• What you will do
Looking at the entries underneath, work out how many lines contain "humidified". Write only that number.

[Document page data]
=== Begin Enclosure ===

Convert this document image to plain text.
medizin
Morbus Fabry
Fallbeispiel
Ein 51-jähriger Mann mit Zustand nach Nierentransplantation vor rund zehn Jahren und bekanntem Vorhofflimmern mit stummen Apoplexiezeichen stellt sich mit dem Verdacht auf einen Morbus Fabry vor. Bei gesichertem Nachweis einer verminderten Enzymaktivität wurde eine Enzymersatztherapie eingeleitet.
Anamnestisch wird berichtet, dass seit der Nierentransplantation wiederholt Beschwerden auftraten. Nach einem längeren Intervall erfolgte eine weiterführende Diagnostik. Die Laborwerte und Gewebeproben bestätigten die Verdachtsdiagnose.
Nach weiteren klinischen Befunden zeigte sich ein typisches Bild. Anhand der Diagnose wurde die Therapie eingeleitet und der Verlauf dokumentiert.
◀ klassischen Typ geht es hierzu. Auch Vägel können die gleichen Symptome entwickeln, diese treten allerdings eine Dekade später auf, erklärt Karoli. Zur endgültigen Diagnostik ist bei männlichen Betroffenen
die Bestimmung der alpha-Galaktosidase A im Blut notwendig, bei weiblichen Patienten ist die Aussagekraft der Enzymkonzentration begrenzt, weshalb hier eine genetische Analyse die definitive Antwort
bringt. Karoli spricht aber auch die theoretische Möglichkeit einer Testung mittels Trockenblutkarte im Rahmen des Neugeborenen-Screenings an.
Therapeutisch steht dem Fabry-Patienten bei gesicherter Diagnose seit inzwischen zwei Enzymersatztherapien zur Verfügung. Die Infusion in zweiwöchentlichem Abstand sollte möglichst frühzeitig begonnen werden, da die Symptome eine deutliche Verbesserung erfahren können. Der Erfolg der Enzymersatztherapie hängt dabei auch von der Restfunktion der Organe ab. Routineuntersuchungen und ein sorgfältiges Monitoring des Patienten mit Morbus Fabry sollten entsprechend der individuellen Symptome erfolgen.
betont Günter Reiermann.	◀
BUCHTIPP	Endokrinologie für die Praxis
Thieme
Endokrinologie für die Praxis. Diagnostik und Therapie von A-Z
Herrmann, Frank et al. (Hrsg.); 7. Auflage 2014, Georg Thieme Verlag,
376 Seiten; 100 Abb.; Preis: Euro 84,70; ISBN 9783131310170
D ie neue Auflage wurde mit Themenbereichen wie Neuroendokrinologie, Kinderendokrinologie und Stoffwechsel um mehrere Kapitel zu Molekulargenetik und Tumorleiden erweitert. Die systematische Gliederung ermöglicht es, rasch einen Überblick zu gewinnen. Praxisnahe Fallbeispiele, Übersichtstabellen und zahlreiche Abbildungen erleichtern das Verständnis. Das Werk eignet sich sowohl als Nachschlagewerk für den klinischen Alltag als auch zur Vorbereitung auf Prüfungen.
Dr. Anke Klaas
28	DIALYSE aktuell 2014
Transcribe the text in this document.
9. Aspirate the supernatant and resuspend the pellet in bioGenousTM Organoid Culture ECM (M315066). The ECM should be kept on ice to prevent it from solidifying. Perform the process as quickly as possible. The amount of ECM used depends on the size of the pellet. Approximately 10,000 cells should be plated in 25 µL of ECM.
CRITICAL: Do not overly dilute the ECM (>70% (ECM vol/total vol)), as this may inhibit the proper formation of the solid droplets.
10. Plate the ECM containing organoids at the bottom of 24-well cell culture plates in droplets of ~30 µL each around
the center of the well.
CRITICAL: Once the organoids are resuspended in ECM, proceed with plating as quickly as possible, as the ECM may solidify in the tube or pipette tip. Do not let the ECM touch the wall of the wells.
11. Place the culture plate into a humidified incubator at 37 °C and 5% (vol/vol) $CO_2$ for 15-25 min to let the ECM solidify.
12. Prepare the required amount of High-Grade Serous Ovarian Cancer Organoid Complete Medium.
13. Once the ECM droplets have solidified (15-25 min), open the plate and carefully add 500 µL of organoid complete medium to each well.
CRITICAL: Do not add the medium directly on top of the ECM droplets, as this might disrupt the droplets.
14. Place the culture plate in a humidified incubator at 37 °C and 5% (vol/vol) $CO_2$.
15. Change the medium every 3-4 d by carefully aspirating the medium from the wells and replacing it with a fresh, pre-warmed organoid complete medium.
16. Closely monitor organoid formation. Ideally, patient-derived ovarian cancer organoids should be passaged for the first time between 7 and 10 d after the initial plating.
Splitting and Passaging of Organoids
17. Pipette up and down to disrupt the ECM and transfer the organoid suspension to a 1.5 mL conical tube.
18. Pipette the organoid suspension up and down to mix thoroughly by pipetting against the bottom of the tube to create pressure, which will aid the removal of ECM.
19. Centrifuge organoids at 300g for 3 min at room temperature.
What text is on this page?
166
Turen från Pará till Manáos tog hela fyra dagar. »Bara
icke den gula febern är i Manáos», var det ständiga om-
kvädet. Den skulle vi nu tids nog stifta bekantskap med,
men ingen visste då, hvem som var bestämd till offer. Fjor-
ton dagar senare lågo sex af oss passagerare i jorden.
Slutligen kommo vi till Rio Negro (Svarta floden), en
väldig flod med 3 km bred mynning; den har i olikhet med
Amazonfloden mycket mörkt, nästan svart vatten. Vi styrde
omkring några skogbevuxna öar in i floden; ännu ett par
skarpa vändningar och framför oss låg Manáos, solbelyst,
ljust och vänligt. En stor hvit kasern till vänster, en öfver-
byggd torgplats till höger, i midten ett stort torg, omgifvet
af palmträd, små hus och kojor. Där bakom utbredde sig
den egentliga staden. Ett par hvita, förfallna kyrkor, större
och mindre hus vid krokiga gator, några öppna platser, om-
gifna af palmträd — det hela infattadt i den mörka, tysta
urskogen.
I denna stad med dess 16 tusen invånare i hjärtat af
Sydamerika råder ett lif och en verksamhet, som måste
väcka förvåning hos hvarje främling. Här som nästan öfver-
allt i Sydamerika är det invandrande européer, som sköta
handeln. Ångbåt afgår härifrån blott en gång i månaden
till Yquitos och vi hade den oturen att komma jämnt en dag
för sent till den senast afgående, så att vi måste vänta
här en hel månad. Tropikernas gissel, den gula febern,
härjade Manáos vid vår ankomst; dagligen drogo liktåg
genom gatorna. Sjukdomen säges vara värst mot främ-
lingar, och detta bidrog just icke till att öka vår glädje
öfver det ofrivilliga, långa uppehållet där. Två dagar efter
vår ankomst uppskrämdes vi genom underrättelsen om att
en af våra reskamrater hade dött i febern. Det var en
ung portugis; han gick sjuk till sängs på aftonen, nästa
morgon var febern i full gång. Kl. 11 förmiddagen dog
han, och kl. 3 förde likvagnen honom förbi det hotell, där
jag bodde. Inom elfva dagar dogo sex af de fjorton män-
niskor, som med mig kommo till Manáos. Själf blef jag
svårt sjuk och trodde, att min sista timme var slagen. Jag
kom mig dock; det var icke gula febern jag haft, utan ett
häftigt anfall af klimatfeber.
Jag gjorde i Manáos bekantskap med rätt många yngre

=== End Enclosure ===

• Response for this exercise
2